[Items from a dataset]
#####

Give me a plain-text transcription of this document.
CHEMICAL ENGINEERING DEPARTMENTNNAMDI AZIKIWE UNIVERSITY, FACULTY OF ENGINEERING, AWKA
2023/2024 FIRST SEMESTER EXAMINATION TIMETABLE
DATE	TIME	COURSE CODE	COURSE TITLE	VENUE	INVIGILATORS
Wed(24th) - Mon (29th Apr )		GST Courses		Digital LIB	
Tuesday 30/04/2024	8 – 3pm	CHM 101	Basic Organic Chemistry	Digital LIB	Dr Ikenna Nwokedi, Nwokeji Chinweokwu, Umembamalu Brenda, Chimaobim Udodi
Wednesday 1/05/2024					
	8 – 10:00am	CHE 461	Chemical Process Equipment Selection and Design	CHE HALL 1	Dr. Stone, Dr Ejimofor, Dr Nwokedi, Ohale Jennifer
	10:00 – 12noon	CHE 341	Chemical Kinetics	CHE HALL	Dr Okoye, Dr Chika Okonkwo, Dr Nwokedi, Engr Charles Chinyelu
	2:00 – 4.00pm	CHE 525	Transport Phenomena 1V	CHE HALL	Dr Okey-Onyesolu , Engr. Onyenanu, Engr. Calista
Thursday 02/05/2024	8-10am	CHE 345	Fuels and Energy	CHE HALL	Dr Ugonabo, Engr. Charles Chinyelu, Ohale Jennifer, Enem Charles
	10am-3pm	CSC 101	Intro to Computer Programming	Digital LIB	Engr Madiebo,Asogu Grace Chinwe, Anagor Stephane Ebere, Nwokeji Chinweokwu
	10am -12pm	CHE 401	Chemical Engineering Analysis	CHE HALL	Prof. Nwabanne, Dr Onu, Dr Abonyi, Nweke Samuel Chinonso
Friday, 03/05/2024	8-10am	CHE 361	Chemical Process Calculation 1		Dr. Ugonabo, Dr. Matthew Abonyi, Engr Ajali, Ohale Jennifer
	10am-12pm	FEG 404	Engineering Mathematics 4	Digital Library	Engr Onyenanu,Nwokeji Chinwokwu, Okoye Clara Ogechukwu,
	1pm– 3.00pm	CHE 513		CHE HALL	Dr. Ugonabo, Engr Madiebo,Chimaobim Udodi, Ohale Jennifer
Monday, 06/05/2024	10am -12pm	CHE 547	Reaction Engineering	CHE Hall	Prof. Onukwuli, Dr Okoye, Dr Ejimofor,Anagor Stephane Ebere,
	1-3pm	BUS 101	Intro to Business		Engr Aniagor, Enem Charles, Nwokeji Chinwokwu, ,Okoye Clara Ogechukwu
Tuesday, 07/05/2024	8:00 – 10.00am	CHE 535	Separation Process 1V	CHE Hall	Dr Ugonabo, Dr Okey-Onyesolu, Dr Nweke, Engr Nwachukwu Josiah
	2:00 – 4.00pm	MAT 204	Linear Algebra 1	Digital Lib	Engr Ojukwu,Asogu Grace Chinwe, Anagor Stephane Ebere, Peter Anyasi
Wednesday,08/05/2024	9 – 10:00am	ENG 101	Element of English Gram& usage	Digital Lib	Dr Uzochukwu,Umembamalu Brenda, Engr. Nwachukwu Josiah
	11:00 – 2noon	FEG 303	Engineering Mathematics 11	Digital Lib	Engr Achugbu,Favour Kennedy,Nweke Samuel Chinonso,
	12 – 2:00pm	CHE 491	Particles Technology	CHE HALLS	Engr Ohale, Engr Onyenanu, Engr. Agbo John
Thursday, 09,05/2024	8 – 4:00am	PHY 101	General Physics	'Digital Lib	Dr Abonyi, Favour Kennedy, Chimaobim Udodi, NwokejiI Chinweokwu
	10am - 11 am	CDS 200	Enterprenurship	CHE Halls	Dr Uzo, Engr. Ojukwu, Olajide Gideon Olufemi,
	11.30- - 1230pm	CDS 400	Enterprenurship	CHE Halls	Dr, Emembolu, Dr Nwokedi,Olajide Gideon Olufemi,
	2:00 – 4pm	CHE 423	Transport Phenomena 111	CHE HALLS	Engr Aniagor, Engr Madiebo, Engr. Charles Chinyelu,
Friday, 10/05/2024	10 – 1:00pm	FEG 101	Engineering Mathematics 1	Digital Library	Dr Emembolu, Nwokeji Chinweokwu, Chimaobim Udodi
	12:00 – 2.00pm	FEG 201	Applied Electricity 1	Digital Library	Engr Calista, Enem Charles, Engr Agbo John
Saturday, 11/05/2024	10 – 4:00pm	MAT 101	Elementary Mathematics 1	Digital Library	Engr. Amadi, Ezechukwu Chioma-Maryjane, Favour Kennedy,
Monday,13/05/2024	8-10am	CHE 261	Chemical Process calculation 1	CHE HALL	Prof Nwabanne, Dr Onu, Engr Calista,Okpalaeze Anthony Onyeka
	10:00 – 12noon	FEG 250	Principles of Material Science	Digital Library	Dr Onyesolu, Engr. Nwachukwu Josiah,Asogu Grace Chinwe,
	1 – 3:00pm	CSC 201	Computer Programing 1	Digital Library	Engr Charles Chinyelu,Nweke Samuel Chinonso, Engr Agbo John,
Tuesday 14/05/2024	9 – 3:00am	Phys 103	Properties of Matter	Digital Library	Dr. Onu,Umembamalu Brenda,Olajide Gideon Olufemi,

#####

Extract the full set of entries word for word.

◆ Final result ◆
Give me a plain-text transcription of this document.
CHEMICAL ENGINEERING DEPARTMENTNNAMDI AZIKIWE UNIVERSITY, FACULTY OF ENGINEERING, AWKA
2023/2024 FIRST SEMESTER EXAMINATION TIMETABLE
DATE	TIME	COURSE CODE	COURSE TITLE	VENUE	INVIGILATORS
Wed(24th) - Mon (29th Apr )		GST Courses		Digital LIB	
Tuesday 30/04/2024	8 – 3pm	CHM 101	Basic Organic Chemistry	Digital LIB	Dr Ikenna Nwokedi, Nwokeji Chinweokwu, Umembamalu Brenda, Chimaobim Udodi
Wednesday 1/05/2024					
	8 – 10:00am	CHE 461	Chemical Process Equipment Selection and Design	CHE HALL 1	Dr. Stone, Dr Ejimofor, Dr Nwokedi, Ohale Jennifer
	10:00 – 12noon	CHE 341	Chemical Kinetics	CHE HALL	Dr Okoye, Dr Chika Okonkwo, Dr Nwokedi, Engr Charles Chinyelu
	2:00 – 4.00pm	CHE 525	Transport Phenomena 1V	CHE HALL	Dr Okey-Onyesolu , Engr. Onyenanu, Engr. Calista
Thursday 02/05/2024	8-10am	CHE 345	Fuels and Energy	CHE HALL	Dr Ugonabo, Engr. Charles Chinyelu, Ohale Jennifer, Enem Charles
	10am-3pm	CSC 101	Intro to Computer Programming	Digital LIB	Engr Madiebo,Asogu Grace Chinwe, Anagor Stephane Ebere, Nwokeji Chinweokwu
	10am -12pm	CHE 401	Chemical Engineering Analysis	CHE HALL	Prof. Nwabanne, Dr Onu, Dr Abonyi, Nweke Samuel Chinonso
Friday, 03/05/2024	8-10am	CHE 361	Chemical Process Calculation 1		Dr. Ugonabo, Dr. Matthew Abonyi, Engr Ajali, Ohale Jennifer
	10am-12pm	FEG 404	Engineering Mathematics 4	Digital Library	Engr Onyenanu,Nwokeji Chinwokwu, Okoye Clara Ogechukwu,
	1pm– 3.00pm	CHE 513		CHE HALL	Dr. Ugonabo, Engr Madiebo,Chimaobim Udodi, Ohale Jennifer
Monday, 06/05/2024	10am -12pm	CHE 547	Reaction Engineering	CHE Hall	Prof. Onukwuli, Dr Okoye, Dr Ejimofor,Anagor Stephane Ebere,
	1-3pm	BUS 101	Intro to Business		Engr Aniagor, Enem Charles, Nwokeji Chinwokwu, ,Okoye Clara Ogechukwu
Tuesday, 07/05/2024	8:00 – 10.00am	CHE 535	Separation Process 1V	CHE Hall	Dr Ugonabo, Dr Okey-Onyesolu, Dr Nweke, Engr Nwachukwu Josiah
	2:00 – 4.00pm	MAT 204	Linear Algebra 1	Digital Lib	Engr Ojukwu,Asogu Grace Chinwe, Anagor Stephane Ebere, Peter Anyasi
Wednesday,08/05/2024	9 – 10:00am	ENG 101	Element of English Gram& usage	Digital Lib	Dr Uzochukwu,Umembamalu Brenda, Engr. Nwachukwu Josiah
	11:00 – 2noon	FEG 303	Engineering Mathematics 11	Digital Lib	Engr Achugbu,Favour Kennedy,Nweke Samuel Chinonso,
	12 – 2:00pm	CHE 491	Particles Technology	CHE HALLS	Engr Ohale, Engr Onyenanu, Engr. Agbo John
Thursday, 09,05/2024	8 – 4:00am	PHY 101	General Physics	'Digital Lib	Dr Abonyi, Favour Kennedy, Chimaobim Udodi, NwokejiI Chinweokwu
	10am - 11 am	CDS 200	Enterprenurship	CHE Halls	Dr Uzo, Engr. Ojukwu, Olajide Gideon Olufemi,
	11.30- - 1230pm	CDS 400	Enterprenurship	CHE Halls	Dr, Emembolu, Dr Nwokedi,Olajide Gideon Olufemi,
	2:00 – 4pm	CHE 423	Transport Phenomena 111	CHE HALLS	Engr Aniagor, Engr Madiebo, Engr. Charles Chinyelu,
Friday, 10/05/2024	10 – 1:00pm	FEG 101	Engineering Mathematics 1	Digital Library	Dr Emembolu, Nwokeji Chinweokwu, Chimaobim Udodi
	12:00 – 2.00pm	FEG 201	Applied Electricity 1	Digital Library	Engr Calista, Enem Charles, Engr Agbo John
Saturday, 11/05/2024	10 – 4:00pm	MAT 101	Elementary Mathematics 1	Digital Library	Engr. Amadi, Ezechukwu Chioma-Maryjane, Favour Kennedy,
Monday,13/05/2024	8-10am	CHE 261	Chemical Process calculation 1	CHE HALL	Prof Nwabanne, Dr Onu, Engr Calista,Okpalaeze Anthony Onyeka
	10:00 – 12noon	FEG 250	Principles of Material Science	Digital Library	Dr Onyesolu, Engr. Nwachukwu Josiah,Asogu Grace Chinwe,
	1 – 3:00pm	CSC 201	Computer Programing 1	Digital Library	Engr Charles Chinyelu,Nweke Samuel Chinonso, Engr Agbo John,
Tuesday 14/05/2024	9 – 3:00am	Phys 103	Properties of Matter	Digital Library	Dr. Onu,Umembamalu Brenda,Olajide Gideon Olufemi,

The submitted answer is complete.